**Record list:**
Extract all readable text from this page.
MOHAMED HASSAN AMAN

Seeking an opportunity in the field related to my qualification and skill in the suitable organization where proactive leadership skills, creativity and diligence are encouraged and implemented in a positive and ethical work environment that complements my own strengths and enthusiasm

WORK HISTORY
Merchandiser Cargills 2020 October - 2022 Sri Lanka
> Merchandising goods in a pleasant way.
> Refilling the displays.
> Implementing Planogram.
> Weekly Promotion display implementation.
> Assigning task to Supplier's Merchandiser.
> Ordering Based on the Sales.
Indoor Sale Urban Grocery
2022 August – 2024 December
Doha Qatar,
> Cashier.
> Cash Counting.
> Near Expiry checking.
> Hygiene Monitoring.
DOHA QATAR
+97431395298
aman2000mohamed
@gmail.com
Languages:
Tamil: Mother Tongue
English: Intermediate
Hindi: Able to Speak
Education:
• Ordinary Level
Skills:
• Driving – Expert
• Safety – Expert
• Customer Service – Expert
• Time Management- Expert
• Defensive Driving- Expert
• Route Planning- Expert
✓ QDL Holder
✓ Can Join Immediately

**Exercise directions:** Scan the material above for the string "Expert" and report each line where you find it.

**Final result:**
• Driving – Expert
• Safety – Expert
• Customer Service – Expert
• Time Management- Expert
• Defensive Driving- Expert
• Route Planning- Expert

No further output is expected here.